Recorded information:
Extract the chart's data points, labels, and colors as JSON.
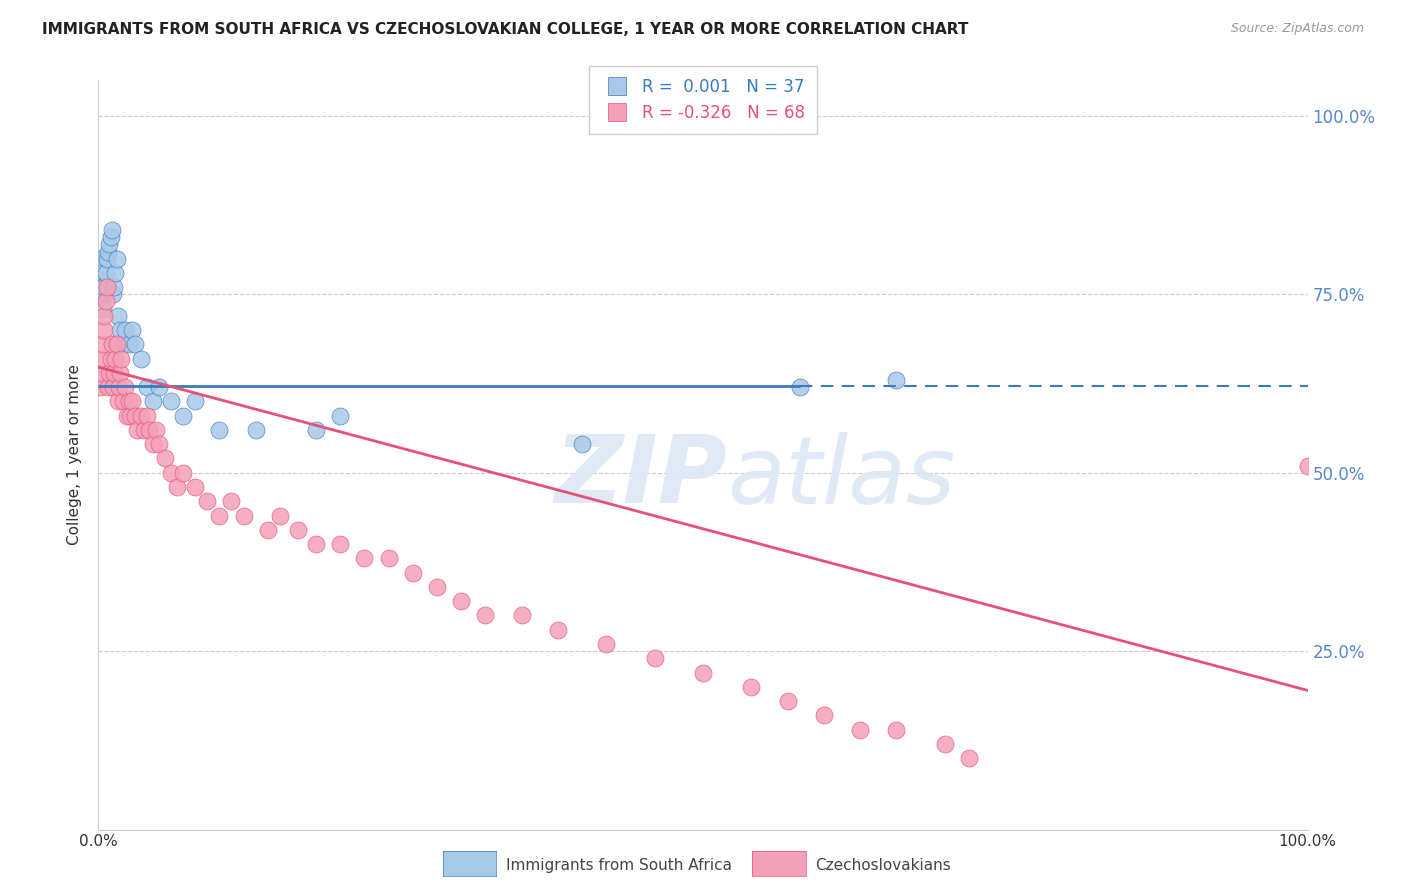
{
  "title": "IMMIGRANTS FROM SOUTH AFRICA VS CZECHOSLOVAKIAN COLLEGE, 1 YEAR OR MORE CORRELATION CHART",
  "source": "Source: ZipAtlas.com",
  "ylabel": "College, 1 year or more",
  "legend_blue_r_val": "0.001",
  "legend_blue_n_val": "37",
  "legend_pink_r_val": "-0.326",
  "legend_pink_n_val": "68",
  "legend_label_blue": "Immigrants from South Africa",
  "legend_label_pink": "Czechoslovakians",
  "watermark": "ZIPAtlas",
  "blue_color": "#a8c8e8",
  "pink_color": "#f4a0b8",
  "blue_line_color": "#3a7abf",
  "pink_line_color": "#e8507a",
  "right_axis_color": "#5588cc",
  "blue_line_solid_end": 0.58,
  "blue_line_y": 0.622,
  "pink_line_y_start": 0.648,
  "pink_line_y_end": 0.195,
  "blue_points_x": [
    0.001,
    0.002,
    0.003,
    0.003,
    0.004,
    0.005,
    0.006,
    0.007,
    0.008,
    0.009,
    0.01,
    0.011,
    0.012,
    0.013,
    0.014,
    0.015,
    0.016,
    0.018,
    0.02,
    0.022,
    0.025,
    0.028,
    0.03,
    0.035,
    0.04,
    0.045,
    0.05,
    0.06,
    0.07,
    0.08,
    0.1,
    0.13,
    0.18,
    0.2,
    0.4,
    0.58,
    0.66
  ],
  "blue_points_y": [
    0.8,
    0.78,
    0.76,
    0.75,
    0.73,
    0.76,
    0.78,
    0.8,
    0.81,
    0.82,
    0.83,
    0.84,
    0.75,
    0.76,
    0.78,
    0.8,
    0.72,
    0.7,
    0.68,
    0.7,
    0.68,
    0.7,
    0.68,
    0.66,
    0.62,
    0.6,
    0.62,
    0.6,
    0.58,
    0.6,
    0.56,
    0.56,
    0.56,
    0.58,
    0.54,
    0.62,
    0.63
  ],
  "pink_points_x": [
    0.001,
    0.002,
    0.003,
    0.004,
    0.005,
    0.005,
    0.006,
    0.007,
    0.008,
    0.009,
    0.01,
    0.011,
    0.012,
    0.013,
    0.014,
    0.015,
    0.016,
    0.017,
    0.018,
    0.019,
    0.02,
    0.022,
    0.024,
    0.025,
    0.026,
    0.028,
    0.03,
    0.032,
    0.035,
    0.038,
    0.04,
    0.042,
    0.045,
    0.048,
    0.05,
    0.055,
    0.06,
    0.065,
    0.07,
    0.08,
    0.09,
    0.1,
    0.11,
    0.12,
    0.14,
    0.15,
    0.165,
    0.18,
    0.2,
    0.22,
    0.24,
    0.26,
    0.28,
    0.3,
    0.32,
    0.35,
    0.38,
    0.42,
    0.46,
    0.5,
    0.54,
    0.57,
    0.6,
    0.63,
    0.66,
    0.7,
    0.72,
    1.0
  ],
  "pink_points_y": [
    0.62,
    0.64,
    0.66,
    0.68,
    0.7,
    0.72,
    0.74,
    0.76,
    0.62,
    0.64,
    0.66,
    0.68,
    0.62,
    0.64,
    0.66,
    0.68,
    0.6,
    0.62,
    0.64,
    0.66,
    0.6,
    0.62,
    0.58,
    0.6,
    0.58,
    0.6,
    0.58,
    0.56,
    0.58,
    0.56,
    0.58,
    0.56,
    0.54,
    0.56,
    0.54,
    0.52,
    0.5,
    0.48,
    0.5,
    0.48,
    0.46,
    0.44,
    0.46,
    0.44,
    0.42,
    0.44,
    0.42,
    0.4,
    0.4,
    0.38,
    0.38,
    0.36,
    0.34,
    0.32,
    0.3,
    0.3,
    0.28,
    0.26,
    0.24,
    0.22,
    0.2,
    0.18,
    0.16,
    0.14,
    0.14,
    0.12,
    0.1,
    0.51
  ],
  "xlim": [
    0.0,
    1.0
  ],
  "ylim": [
    0.0,
    1.05
  ],
  "yticks": [
    0.0,
    0.25,
    0.5,
    0.75,
    1.0
  ],
  "ytick_labels": [
    "",
    "25.0%",
    "50.0%",
    "75.0%",
    "100.0%"
  ],
  "grid_color": "#cccccc",
  "background_color": "#ffffff"
}
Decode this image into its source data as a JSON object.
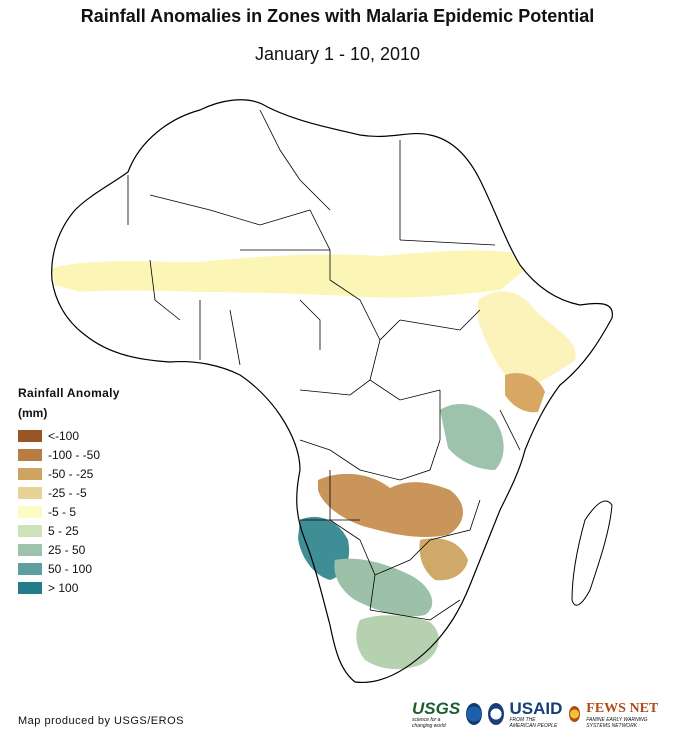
{
  "title": "Rainfall Anomalies in Zones with Malaria Epidemic Potential",
  "subtitle": "January 1 - 10, 2010",
  "legend": {
    "title": "Rainfall Anomaly",
    "unit": "(mm)",
    "items": [
      {
        "label": "<-100",
        "color": "#9a5624"
      },
      {
        "label": "-100 - -50",
        "color": "#b87d42"
      },
      {
        "label": "-50 - -25",
        "color": "#cfa461"
      },
      {
        "label": "-25 - -5",
        "color": "#e9d296"
      },
      {
        "label": "-5 - 5",
        "color": "#fbfbc4"
      },
      {
        "label": "5 - 25",
        "color": "#cde2b8"
      },
      {
        "label": "25 - 50",
        "color": "#9ec3ad"
      },
      {
        "label": "50 - 100",
        "color": "#5f9e9e"
      },
      {
        "label": "> 100",
        "color": "#267b8a"
      }
    ]
  },
  "credit": "Map produced by USGS/EROS",
  "logos": {
    "usgs": "USGS",
    "usgs_tagline": "science for a changing world",
    "usaid": "USAID",
    "usaid_tagline": "FROM THE AMERICAN PEOPLE",
    "fews": "FEWS NET",
    "fews_tagline": "FAMINE EARLY WARNING SYSTEMS NETWORK"
  }
}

Job:
From the material above, reproduce everything verbatim except the pictures.

The completed task:
Extract the chart's data points, labels, and colors as JSON.
{
  "title": "IMMIGRANTS FROM SOUTH AFRICA VS CZECHOSLOVAKIAN COLLEGE, 1 YEAR OR MORE CORRELATION CHART",
  "source": "Source: ZipAtlas.com",
  "ylabel": "College, 1 year or more",
  "legend_blue_r_val": "0.001",
  "legend_blue_n_val": "37",
  "legend_pink_r_val": "-0.326",
  "legend_pink_n_val": "68",
  "legend_label_blue": "Immigrants from South Africa",
  "legend_label_pink": "Czechoslovakians",
  "watermark": "ZIPAtlas",
  "blue_color": "#a8c8e8",
  "pink_color": "#f4a0b8",
  "blue_line_color": "#3a7abf",
  "pink_line_color": "#e8507a",
  "right_axis_color": "#5588cc",
  "blue_line_solid_end": 0.58,
  "blue_line_y": 0.622,
  "pink_line_y_start": 0.648,
  "pink_line_y_end": 0.195,
  "blue_points_x": [
    0.001,
    0.002,
    0.003,
    0.003,
    0.004,
    0.005,
    0.006,
    0.007,
    0.008,
    0.009,
    0.01,
    0.011,
    0.012,
    0.013,
    0.014,
    0.015,
    0.016,
    0.018,
    0.02,
    0.022,
    0.025,
    0.028,
    0.03,
    0.035,
    0.04,
    0.045,
    0.05,
    0.06,
    0.07,
    0.08,
    0.1,
    0.13,
    0.18,
    0.2,
    0.4,
    0.58,
    0.66
  ],
  "blue_points_y": [
    0.8,
    0.78,
    0.76,
    0.75,
    0.73,
    0.76,
    0.78,
    0.8,
    0.81,
    0.82,
    0.83,
    0.84,
    0.75,
    0.76,
    0.78,
    0.8,
    0.72,
    0.7,
    0.68,
    0.7,
    0.68,
    0.7,
    0.68,
    0.66,
    0.62,
    0.6,
    0.62,
    0.6,
    0.58,
    0.6,
    0.56,
    0.56,
    0.56,
    0.58,
    0.54,
    0.62,
    0.63
  ],
  "pink_points_x": [
    0.001,
    0.002,
    0.003,
    0.004,
    0.005,
    0.005,
    0.006,
    0.007,
    0.008,
    0.009,
    0.01,
    0.011,
    0.012,
    0.013,
    0.014,
    0.015,
    0.016,
    0.017,
    0.018,
    0.019,
    0.02,
    0.022,
    0.024,
    0.025,
    0.026,
    0.028,
    0.03,
    0.032,
    0.035,
    0.038,
    0.04,
    0.042,
    0.045,
    0.048,
    0.05,
    0.055,
    0.06,
    0.065,
    0.07,
    0.08,
    0.09,
    0.1,
    0.11,
    0.12,
    0.14,
    0.15,
    0.165,
    0.18,
    0.2,
    0.22,
    0.24,
    0.26,
    0.28,
    0.3,
    0.32,
    0.35,
    0.38,
    0.42,
    0.46,
    0.5,
    0.54,
    0.57,
    0.6,
    0.63,
    0.66,
    0.7,
    0.72,
    1.0
  ],
  "pink_points_y": [
    0.62,
    0.64,
    0.66,
    0.68,
    0.7,
    0.72,
    0.74,
    0.76,
    0.62,
    0.64,
    0.66,
    0.68,
    0.62,
    0.64,
    0.66,
    0.68,
    0.6,
    0.62,
    0.64,
    0.66,
    0.6,
    0.62,
    0.58,
    0.6,
    0.58,
    0.6,
    0.58,
    0.56,
    0.58,
    0.56,
    0.58,
    0.56,
    0.54,
    0.56,
    0.54,
    0.52,
    0.5,
    0.48,
    0.5,
    0.48,
    0.46,
    0.44,
    0.46,
    0.44,
    0.42,
    0.44,
    0.42,
    0.4,
    0.4,
    0.38,
    0.38,
    0.36,
    0.34,
    0.32,
    0.3,
    0.3,
    0.28,
    0.26,
    0.24,
    0.22,
    0.2,
    0.18,
    0.16,
    0.14,
    0.14,
    0.12,
    0.1,
    0.51
  ],
  "xlim": [
    0.0,
    1.0
  ],
  "ylim": [
    0.0,
    1.05
  ],
  "yticks": [
    0.0,
    0.25,
    0.5,
    0.75,
    1.0
  ],
  "ytick_labels": [
    "",
    "25.0%",
    "50.0%",
    "75.0%",
    "100.0%"
  ],
  "grid_color": "#cccccc",
  "background_color": "#ffffff"
}
Decode this image into its source data as a JSON object.
{
  "title": "Rainfall Anomalies in Zones with Malaria Epidemic Potential",
  "subtitle": "January 1 - 10, 2010",
  "legend": {
    "title": "Rainfall Anomaly",
    "unit": "(mm)",
    "items": [
      {
        "label": "<-100",
        "color": "#9a5624"
      },
      {
        "label": "-100 - -50",
        "color": "#b87d42"
      },
      {
        "label": "-50 - -25",
        "color": "#cfa461"
      },
      {
        "label": "-25 - -5",
        "color": "#e9d296"
      },
      {
        "label": "-5 - 5",
        "color": "#fbfbc4"
      },
      {
        "label": "5 - 25",
        "color": "#cde2b8"
      },
      {
        "label": "25 - 50",
        "color": "#9ec3ad"
      },
      {
        "label": "50 - 100",
        "color": "#5f9e9e"
      },
      {
        "label": "> 100",
        "color": "#267b8a"
      }
    ]
  },
  "credit": "Map produced by USGS/EROS",
  "logos": {
    "usgs": "USGS",
    "usgs_tagline": "science for a changing world",
    "usaid": "USAID",
    "usaid_tagline": "FROM THE AMERICAN PEOPLE",
    "fews": "FEWS NET",
    "fews_tagline": "FAMINE EARLY WARNING SYSTEMS NETWORK"
  }
}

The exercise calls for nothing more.